**Problem to solve:** From the entries below, gather each line containing the word "reactivex".

Stored entries

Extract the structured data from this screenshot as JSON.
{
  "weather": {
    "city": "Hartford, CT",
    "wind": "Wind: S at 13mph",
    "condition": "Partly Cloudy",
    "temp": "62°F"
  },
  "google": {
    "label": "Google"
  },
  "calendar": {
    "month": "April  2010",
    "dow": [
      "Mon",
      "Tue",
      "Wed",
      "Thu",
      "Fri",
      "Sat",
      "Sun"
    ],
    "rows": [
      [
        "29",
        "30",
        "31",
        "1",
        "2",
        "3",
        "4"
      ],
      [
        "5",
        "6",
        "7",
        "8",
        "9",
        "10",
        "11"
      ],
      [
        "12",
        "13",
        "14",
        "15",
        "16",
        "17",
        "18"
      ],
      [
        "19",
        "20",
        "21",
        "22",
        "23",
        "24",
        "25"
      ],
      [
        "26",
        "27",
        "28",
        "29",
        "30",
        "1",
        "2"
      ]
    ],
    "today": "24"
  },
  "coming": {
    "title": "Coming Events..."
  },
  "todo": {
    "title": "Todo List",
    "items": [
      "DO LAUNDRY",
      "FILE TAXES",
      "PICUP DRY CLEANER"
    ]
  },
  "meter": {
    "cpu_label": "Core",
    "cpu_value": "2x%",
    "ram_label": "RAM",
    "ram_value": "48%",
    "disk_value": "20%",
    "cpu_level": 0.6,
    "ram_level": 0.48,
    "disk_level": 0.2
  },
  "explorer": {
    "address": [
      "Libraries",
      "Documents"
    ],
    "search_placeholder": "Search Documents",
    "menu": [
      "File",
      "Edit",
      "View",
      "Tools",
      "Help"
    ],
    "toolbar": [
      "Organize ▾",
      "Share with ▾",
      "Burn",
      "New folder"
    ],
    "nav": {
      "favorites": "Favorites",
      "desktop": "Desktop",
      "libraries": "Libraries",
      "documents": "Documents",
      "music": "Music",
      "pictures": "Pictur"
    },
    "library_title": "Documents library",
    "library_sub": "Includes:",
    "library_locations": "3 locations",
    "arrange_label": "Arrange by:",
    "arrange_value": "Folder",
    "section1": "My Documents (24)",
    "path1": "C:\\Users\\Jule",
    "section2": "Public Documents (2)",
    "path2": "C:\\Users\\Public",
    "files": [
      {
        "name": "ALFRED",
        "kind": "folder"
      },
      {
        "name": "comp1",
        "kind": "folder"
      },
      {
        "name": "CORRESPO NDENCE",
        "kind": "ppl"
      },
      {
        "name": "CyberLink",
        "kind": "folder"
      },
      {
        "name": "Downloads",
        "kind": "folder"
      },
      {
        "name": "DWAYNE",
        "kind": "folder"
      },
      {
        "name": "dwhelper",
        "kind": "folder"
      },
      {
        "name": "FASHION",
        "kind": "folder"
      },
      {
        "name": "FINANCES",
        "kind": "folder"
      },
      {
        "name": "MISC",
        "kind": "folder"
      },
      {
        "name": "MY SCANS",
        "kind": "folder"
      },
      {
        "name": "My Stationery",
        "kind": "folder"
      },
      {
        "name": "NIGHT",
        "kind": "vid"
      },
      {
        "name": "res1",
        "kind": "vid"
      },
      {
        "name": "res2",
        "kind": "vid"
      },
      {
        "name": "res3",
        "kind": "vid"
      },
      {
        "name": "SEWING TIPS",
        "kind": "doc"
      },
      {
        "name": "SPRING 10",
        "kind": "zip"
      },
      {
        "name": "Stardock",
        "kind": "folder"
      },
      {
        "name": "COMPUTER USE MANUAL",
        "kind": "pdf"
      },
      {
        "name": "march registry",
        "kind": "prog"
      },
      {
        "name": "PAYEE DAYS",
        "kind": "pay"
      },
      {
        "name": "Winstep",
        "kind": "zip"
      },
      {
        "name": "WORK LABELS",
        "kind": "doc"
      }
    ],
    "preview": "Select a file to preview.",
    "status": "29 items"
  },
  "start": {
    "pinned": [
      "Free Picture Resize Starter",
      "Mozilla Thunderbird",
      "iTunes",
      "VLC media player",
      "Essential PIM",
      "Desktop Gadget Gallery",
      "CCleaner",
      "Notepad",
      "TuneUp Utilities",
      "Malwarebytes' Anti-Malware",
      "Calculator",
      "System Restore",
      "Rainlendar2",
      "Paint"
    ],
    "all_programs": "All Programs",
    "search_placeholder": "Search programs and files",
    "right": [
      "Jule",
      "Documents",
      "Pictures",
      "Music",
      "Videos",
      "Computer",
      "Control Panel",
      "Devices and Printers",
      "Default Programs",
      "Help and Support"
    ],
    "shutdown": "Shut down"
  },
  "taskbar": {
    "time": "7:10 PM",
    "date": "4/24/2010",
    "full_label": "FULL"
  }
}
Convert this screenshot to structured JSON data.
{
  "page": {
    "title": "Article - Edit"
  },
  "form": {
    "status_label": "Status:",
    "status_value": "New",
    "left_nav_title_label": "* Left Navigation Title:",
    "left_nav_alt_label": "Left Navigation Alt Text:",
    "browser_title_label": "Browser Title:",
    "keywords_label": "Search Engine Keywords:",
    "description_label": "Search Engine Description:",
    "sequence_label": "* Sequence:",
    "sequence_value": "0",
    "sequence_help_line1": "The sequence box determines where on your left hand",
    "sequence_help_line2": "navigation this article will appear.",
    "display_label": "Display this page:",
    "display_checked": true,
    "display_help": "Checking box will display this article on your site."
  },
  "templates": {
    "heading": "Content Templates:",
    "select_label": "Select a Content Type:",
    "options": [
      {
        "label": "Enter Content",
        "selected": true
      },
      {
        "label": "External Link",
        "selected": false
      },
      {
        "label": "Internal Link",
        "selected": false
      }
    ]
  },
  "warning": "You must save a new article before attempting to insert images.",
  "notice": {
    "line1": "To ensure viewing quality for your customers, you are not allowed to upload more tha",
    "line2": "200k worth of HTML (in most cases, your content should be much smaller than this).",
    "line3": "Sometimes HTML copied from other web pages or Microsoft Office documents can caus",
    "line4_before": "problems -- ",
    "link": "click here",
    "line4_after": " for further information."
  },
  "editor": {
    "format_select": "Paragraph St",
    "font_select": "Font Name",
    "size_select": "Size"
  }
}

--

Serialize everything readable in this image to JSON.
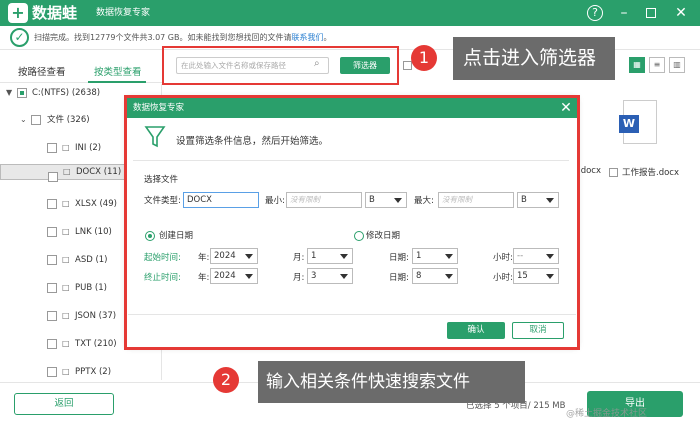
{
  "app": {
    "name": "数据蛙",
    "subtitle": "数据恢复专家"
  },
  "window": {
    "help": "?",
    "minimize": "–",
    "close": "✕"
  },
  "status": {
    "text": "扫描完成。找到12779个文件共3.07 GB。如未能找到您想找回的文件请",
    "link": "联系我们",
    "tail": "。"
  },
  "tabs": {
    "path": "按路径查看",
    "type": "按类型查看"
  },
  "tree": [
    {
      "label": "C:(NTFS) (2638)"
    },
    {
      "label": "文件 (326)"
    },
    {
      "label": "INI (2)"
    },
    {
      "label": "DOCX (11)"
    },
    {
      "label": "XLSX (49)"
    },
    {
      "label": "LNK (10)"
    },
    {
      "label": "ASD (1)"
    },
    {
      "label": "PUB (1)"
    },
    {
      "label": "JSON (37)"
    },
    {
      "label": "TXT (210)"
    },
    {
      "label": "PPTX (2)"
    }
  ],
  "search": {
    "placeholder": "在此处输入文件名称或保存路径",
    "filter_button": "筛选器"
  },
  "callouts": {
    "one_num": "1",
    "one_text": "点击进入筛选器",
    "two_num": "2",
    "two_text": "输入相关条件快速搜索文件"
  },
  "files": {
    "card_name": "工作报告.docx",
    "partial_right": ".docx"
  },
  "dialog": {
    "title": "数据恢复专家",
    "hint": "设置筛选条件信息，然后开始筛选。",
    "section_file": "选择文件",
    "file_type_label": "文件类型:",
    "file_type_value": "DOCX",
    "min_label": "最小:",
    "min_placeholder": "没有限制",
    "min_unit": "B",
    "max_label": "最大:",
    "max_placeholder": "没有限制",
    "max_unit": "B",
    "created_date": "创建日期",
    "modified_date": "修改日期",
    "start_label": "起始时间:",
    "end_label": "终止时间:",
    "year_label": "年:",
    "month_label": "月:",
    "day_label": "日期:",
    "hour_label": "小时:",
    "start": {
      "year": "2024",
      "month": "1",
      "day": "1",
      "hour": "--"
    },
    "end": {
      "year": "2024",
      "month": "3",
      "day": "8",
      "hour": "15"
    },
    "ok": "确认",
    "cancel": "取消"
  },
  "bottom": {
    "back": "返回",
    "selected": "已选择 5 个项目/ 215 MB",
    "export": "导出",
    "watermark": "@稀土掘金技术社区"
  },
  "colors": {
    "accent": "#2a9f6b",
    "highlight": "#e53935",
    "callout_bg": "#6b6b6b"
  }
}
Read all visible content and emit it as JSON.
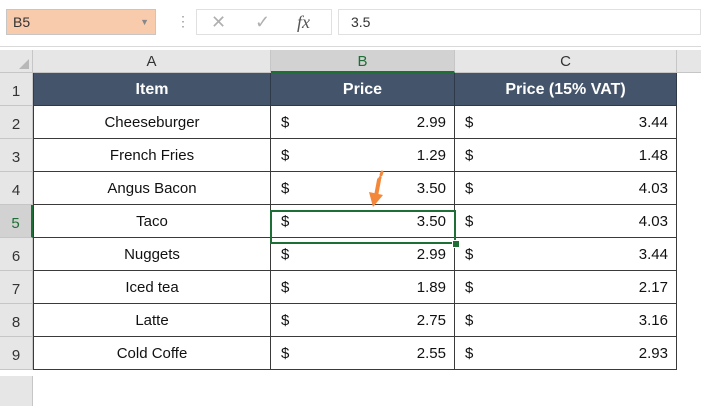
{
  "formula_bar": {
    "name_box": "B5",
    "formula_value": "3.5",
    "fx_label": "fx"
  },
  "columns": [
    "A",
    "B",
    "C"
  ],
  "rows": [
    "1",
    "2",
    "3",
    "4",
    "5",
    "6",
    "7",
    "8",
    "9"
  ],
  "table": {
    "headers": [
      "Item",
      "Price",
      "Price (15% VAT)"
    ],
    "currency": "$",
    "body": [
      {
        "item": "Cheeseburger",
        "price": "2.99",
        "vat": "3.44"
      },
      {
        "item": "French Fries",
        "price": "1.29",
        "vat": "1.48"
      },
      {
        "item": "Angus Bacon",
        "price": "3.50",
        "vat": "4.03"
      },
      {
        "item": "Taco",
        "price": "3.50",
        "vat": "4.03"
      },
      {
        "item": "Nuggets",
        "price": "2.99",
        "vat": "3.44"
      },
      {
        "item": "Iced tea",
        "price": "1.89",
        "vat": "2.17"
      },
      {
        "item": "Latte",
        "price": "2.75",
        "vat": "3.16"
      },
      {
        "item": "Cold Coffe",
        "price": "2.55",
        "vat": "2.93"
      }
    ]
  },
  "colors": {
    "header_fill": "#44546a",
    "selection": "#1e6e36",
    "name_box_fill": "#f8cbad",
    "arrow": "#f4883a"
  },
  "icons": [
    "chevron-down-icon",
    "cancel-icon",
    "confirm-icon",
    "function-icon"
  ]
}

==

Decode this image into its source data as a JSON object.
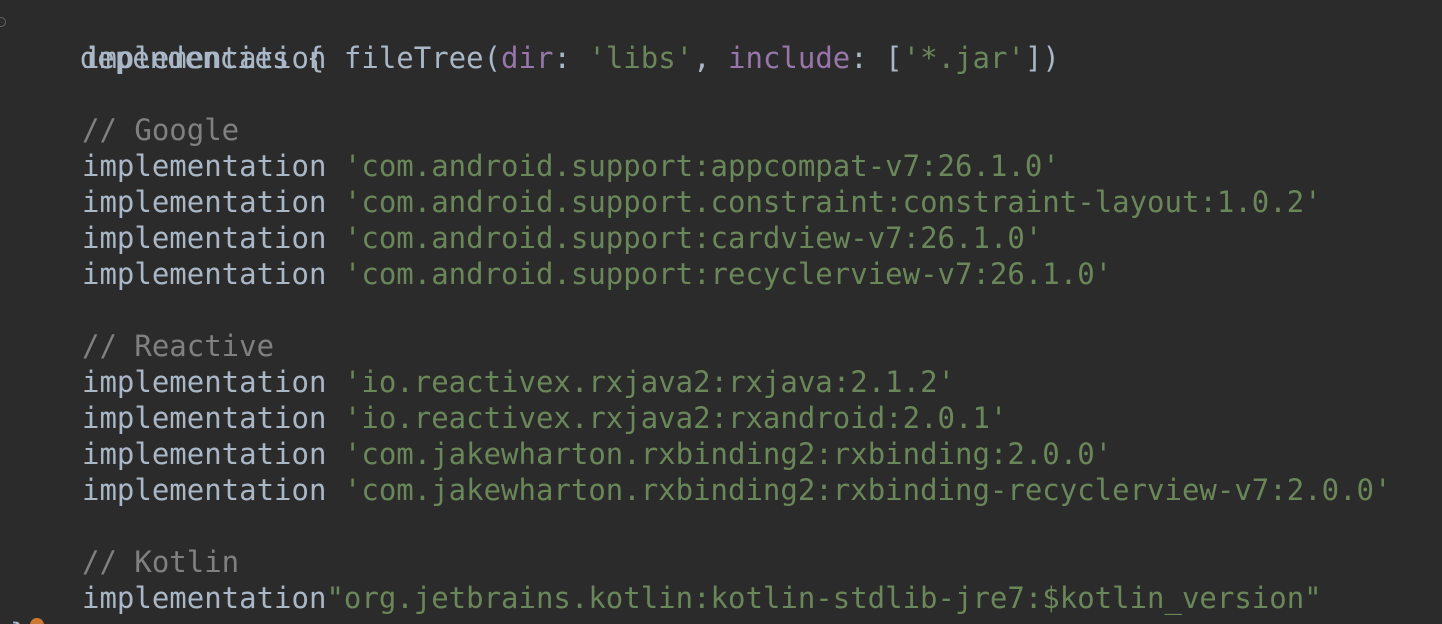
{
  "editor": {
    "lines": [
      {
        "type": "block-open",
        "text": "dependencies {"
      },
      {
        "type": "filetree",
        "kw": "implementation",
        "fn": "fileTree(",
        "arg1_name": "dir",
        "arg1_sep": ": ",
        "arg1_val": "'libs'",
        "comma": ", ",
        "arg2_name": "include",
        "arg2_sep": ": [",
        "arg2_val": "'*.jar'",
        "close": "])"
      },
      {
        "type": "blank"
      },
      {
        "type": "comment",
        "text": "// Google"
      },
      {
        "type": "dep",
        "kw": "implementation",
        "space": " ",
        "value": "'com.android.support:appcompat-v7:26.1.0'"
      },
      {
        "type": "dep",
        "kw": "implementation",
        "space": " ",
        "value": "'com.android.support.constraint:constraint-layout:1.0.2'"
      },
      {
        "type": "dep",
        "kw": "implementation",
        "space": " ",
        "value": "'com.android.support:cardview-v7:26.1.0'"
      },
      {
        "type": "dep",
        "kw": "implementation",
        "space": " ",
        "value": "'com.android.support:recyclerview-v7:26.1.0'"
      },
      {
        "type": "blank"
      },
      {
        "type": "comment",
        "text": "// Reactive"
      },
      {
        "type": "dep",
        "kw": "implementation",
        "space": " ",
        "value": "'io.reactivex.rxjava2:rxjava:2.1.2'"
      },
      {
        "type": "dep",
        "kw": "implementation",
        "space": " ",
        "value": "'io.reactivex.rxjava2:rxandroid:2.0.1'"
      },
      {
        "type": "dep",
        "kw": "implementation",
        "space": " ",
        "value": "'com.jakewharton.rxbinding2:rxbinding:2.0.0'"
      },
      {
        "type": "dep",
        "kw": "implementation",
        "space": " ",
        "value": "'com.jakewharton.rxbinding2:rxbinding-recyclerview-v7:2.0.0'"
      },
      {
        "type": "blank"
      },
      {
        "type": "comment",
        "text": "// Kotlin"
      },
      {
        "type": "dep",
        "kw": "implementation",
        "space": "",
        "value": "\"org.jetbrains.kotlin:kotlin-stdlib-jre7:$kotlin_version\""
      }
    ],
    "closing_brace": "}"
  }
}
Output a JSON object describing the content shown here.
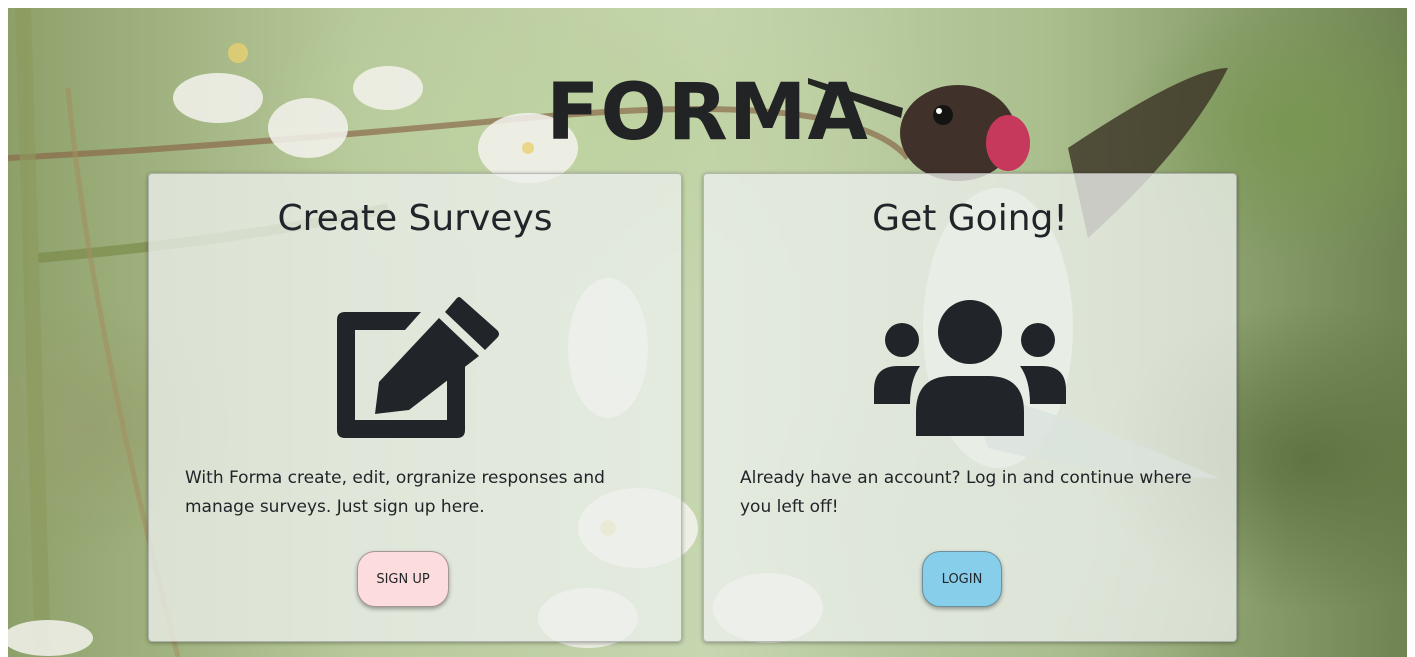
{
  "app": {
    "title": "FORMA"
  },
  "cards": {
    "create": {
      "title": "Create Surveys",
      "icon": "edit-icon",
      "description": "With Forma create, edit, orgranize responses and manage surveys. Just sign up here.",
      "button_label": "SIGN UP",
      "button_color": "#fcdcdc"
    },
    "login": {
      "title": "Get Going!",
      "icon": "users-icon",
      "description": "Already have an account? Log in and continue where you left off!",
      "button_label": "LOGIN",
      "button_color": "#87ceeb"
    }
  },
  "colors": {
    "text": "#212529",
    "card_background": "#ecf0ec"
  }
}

**Completed task:**
        "value": "'io.reactivex.rxjava2:rxjava:2.1.2'"
        "value": "'io.reactivex.rxjava2:rxandroid:2.0.1'"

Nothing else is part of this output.